What you are asked to do:
Below are some records. Copy every line in them that holds "Подготовка".
═════ Material for the task ═════
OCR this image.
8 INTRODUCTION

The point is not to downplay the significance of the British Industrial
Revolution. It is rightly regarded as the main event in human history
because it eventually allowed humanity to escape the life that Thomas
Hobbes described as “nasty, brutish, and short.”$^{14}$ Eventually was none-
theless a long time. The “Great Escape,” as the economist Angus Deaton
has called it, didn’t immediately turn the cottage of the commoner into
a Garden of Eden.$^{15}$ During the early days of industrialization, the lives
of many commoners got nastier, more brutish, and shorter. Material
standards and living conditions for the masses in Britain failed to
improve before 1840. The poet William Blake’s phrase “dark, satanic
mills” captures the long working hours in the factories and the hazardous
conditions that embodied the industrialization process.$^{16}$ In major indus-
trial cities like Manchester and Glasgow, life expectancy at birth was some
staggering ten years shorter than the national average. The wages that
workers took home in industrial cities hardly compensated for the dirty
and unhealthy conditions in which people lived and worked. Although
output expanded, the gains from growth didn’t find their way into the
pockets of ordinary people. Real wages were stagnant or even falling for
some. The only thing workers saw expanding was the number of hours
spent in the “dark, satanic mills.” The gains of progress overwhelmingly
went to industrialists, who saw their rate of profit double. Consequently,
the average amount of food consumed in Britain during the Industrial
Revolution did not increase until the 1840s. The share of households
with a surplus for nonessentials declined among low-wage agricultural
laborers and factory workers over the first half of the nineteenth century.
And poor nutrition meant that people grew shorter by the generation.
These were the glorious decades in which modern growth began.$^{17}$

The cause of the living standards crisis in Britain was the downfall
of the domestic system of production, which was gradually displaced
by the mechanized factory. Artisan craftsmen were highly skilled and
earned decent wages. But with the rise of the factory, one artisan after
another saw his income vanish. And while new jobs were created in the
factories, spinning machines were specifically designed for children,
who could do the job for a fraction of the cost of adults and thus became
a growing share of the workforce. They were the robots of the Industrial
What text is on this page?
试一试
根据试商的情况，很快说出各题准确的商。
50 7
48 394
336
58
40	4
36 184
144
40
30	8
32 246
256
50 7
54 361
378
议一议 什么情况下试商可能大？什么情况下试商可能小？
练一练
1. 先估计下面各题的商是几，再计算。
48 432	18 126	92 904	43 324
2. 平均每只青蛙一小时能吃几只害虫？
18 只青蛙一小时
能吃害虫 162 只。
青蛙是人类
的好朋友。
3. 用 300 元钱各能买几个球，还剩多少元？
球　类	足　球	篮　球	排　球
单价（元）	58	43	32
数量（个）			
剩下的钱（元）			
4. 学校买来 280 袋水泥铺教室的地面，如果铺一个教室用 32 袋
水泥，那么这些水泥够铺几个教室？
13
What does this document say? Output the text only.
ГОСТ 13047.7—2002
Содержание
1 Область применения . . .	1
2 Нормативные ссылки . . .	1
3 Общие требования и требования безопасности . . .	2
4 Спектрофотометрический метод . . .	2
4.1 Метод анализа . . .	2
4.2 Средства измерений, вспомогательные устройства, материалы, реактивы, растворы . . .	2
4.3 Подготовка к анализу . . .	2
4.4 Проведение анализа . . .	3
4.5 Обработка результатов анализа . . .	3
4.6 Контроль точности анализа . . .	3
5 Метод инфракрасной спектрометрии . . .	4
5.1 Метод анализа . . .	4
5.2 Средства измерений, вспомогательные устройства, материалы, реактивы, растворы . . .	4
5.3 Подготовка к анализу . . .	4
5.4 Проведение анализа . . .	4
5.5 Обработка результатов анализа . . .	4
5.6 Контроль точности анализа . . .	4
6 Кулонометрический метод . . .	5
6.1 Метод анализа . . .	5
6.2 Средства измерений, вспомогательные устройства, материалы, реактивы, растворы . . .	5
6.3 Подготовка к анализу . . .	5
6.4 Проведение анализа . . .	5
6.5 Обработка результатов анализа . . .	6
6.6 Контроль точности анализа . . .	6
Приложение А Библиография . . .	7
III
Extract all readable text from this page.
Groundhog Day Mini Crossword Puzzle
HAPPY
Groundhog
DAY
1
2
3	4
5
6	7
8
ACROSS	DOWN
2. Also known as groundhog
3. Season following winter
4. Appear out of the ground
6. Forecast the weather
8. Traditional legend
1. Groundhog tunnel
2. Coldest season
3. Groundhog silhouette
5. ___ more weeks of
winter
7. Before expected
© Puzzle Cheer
═════
The completed task:
4.3 Подготовка к анализу . . .	2
5.3 Подготовка к анализу . . .	4
6.3 Подготовка к анализу . . .	5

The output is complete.